[What needs to be done] Would you restate all the data that follows, word for word?
BEGIN Raw records
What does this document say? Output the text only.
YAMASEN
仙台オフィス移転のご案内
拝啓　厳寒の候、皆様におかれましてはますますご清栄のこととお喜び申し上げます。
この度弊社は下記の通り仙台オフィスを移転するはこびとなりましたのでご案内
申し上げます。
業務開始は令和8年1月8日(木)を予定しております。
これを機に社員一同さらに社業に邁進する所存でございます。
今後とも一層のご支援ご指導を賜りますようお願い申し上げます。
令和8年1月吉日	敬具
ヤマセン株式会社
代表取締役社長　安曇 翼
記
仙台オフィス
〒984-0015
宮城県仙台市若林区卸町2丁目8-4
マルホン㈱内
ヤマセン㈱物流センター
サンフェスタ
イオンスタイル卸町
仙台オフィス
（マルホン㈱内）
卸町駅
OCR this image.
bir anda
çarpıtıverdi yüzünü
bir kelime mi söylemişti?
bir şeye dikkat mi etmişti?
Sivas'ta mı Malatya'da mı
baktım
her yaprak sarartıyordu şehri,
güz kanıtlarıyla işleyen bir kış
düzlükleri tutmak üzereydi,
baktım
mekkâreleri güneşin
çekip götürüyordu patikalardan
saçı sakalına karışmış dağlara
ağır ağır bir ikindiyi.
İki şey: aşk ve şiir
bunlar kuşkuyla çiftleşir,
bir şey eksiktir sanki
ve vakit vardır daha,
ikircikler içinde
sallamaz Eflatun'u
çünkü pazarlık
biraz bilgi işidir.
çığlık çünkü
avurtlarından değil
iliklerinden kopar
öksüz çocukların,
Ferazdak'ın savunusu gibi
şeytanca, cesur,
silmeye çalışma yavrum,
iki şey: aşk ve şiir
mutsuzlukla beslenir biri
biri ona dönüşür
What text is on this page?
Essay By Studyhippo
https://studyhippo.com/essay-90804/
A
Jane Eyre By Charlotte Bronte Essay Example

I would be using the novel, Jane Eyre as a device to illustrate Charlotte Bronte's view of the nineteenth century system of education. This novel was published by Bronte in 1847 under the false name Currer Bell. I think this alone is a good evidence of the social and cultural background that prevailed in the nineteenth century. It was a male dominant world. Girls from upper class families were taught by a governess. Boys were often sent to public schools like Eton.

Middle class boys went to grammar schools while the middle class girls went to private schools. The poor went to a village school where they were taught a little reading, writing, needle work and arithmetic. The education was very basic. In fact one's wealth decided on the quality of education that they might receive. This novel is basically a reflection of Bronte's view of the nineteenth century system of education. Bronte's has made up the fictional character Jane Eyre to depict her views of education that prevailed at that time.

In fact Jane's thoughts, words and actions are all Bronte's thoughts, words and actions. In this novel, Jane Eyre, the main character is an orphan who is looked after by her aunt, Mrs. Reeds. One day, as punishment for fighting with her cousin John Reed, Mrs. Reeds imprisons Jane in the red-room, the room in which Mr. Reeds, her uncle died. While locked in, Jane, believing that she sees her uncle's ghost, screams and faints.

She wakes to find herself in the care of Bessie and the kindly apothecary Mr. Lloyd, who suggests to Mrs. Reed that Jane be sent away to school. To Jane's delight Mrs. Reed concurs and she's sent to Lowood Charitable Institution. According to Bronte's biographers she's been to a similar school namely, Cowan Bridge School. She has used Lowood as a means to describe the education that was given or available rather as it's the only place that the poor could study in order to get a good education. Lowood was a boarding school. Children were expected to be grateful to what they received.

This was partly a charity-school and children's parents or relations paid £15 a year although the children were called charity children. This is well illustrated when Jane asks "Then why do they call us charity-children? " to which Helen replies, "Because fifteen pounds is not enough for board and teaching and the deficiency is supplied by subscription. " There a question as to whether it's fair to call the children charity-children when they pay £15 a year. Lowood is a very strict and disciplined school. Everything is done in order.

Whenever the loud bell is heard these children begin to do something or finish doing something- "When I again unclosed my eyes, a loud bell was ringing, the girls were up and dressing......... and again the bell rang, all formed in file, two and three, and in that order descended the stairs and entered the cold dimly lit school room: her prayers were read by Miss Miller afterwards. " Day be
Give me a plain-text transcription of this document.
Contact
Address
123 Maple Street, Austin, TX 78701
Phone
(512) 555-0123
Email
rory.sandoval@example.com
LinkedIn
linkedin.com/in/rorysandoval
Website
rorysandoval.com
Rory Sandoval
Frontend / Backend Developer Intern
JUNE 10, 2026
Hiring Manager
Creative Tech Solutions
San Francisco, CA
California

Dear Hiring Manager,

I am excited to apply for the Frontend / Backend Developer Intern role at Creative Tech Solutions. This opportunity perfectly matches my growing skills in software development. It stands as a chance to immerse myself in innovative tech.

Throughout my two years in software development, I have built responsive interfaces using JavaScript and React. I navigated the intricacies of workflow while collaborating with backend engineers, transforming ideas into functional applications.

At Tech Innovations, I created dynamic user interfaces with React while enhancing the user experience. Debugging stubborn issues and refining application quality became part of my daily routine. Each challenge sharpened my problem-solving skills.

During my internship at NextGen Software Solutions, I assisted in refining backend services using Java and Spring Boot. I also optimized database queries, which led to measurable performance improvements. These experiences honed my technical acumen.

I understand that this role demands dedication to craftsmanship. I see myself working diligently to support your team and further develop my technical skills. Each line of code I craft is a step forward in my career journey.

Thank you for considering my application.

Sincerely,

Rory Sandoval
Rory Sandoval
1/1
END Raw records
[Completed exercise]
What does this document say? Output the text only.
YAMASEN
仙台オフィス移転のご案内
拝啓　厳寒の候、皆様におかれましてはますますご清栄のこととお喜び申し上げます。
この度弊社は下記の通り仙台オフィスを移転するはこびとなりましたのでご案内
申し上げます。
業務開始は令和8年1月8日(木)を予定しております。
これを機に社員一同さらに社業に邁進する所存でございます。
今後とも一層のご支援ご指導を賜りますようお願い申し上げます。
令和8年1月吉日	敬具
ヤマセン株式会社
代表取締役社長　安曇 翼
記
仙台オフィス
〒984-0015
宮城県仙台市若林区卸町2丁目8-4
マルホン㈱内
ヤマセン㈱物流センター
サンフェスタ
イオンスタイル卸町
仙台オフィス
（マルホン㈱内）
卸町駅
OCR this image.
bir anda
çarpıtıverdi yüzünü
bir kelime mi söylemişti?
bir şeye dikkat mi etmişti?
Sivas'ta mı Malatya'da mı
baktım
her yaprak sarartıyordu şehri,
güz kanıtlarıyla işleyen bir kış
düzlükleri tutmak üzereydi,
baktım
mekkâreleri güneşin
çekip götürüyordu patikalardan
saçı sakalına karışmış dağlara
ağır ağır bir ikindiyi.
İki şey: aşk ve şiir
bunlar kuşkuyla çiftleşir,
bir şey eksiktir sanki
ve vakit vardır daha,
ikircikler içinde
sallamaz Eflatun'u
çünkü pazarlık
biraz bilgi işidir.
çığlık çünkü
avurtlarından değil
iliklerinden kopar
öksüz çocukların,
Ferazdak'ın savunusu gibi
şeytanca, cesur,
silmeye çalışma yavrum,
iki şey: aşk ve şiir
mutsuzlukla beslenir biri
biri ona dönüşür
What text is on this page?
Essay By Studyhippo
https://studyhippo.com/essay-90804/
A
Jane Eyre By Charlotte Bronte Essay Example

I would be using the novel, Jane Eyre as a device to illustrate Charlotte Bronte's view of the nineteenth century system of education. This novel was published by Bronte in 1847 under the false name Currer Bell. I think this alone is a good evidence of the social and cultural background that prevailed in the nineteenth century. It was a male dominant world. Girls from upper class families were taught by a governess. Boys were often sent to public schools like Eton.

Middle class boys went to grammar schools while the middle class girls went to private schools. The poor went to a village school where they were taught a little reading, writing, needle work and arithmetic. The education was very basic. In fact one's wealth decided on the quality of education that they might receive. This novel is basically a reflection of Bronte's view of the nineteenth century system of education. Bronte's has made up the fictional character Jane Eyre to depict her views of education that prevailed at that time.

In fact Jane's thoughts, words and actions are all Bronte's thoughts, words and actions. In this novel, Jane Eyre, the main character is an orphan who is looked after by her aunt, Mrs. Reeds. One day, as punishment for fighting with her cousin John Reed, Mrs. Reeds imprisons Jane in the red-room, the room in which Mr. Reeds, her uncle died. While locked in, Jane, believing that she sees her uncle's ghost, screams and faints.

She wakes to find herself in the care of Bessie and the kindly apothecary Mr. Lloyd, who suggests to Mrs. Reed that Jane be sent away to school. To Jane's delight Mrs. Reed concurs and she's sent to Lowood Charitable Institution. According to Bronte's biographers she's been to a similar school namely, Cowan Bridge School. She has used Lowood as a means to describe the education that was given or available rather as it's the only place that the poor could study in order to get a good education. Lowood was a boarding school. Children were expected to be grateful to what they received.

This was partly a charity-school and children's parents or relations paid £15 a year although the children were called charity children. This is well illustrated when Jane asks "Then why do they call us charity-children? " to which Helen replies, "Because fifteen pounds is not enough for board and teaching and the deficiency is supplied by subscription. " There a question as to whether it's fair to call the children charity-children when they pay £15 a year. Lowood is a very strict and disciplined school. Everything is done in order.

Whenever the loud bell is heard these children begin to do something or finish doing something- "When I again unclosed my eyes, a loud bell was ringing, the girls were up and dressing......... and again the bell rang, all formed in file, two and three, and in that order descended the stairs and entered the cold dimly lit school room: her prayers were read by Miss Miller afterwards. " Day be
Give me a plain-text transcription of this document.
Contact
Address
123 Maple Street, Austin, TX 78701
Phone
(512) 555-0123
Email
rory.sandoval@example.com
LinkedIn
linkedin.com/in/rorysandoval
Website
rorysandoval.com
Rory Sandoval
Frontend / Backend Developer Intern
JUNE 10, 2026
Hiring Manager
Creative Tech Solutions
San Francisco, CA
California

Dear Hiring Manager,

I am excited to apply for the Frontend / Backend Developer Intern role at Creative Tech Solutions. This opportunity perfectly matches my growing skills in software development. It stands as a chance to immerse myself in innovative tech.

Throughout my two years in software development, I have built responsive interfaces using JavaScript and React. I navigated the intricacies of workflow while collaborating with backend engineers, transforming ideas into functional applications.

At Tech Innovations, I created dynamic user interfaces with React while enhancing the user experience. Debugging stubborn issues and refining application quality became part of my daily routine. Each challenge sharpened my problem-solving skills.

During my internship at NextGen Software Solutions, I assisted in refining backend services using Java and Spring Boot. I also optimized database queries, which led to measurable performance improvements. These experiences honed my technical acumen.

I understand that this role demands dedication to craftsmanship. I see myself working diligently to support your team and further develop my technical skills. Each line of code I craft is a step forward in my career journey.

Thank you for considering my application.

Sincerely,

Rory Sandoval
Rory Sandoval
1/1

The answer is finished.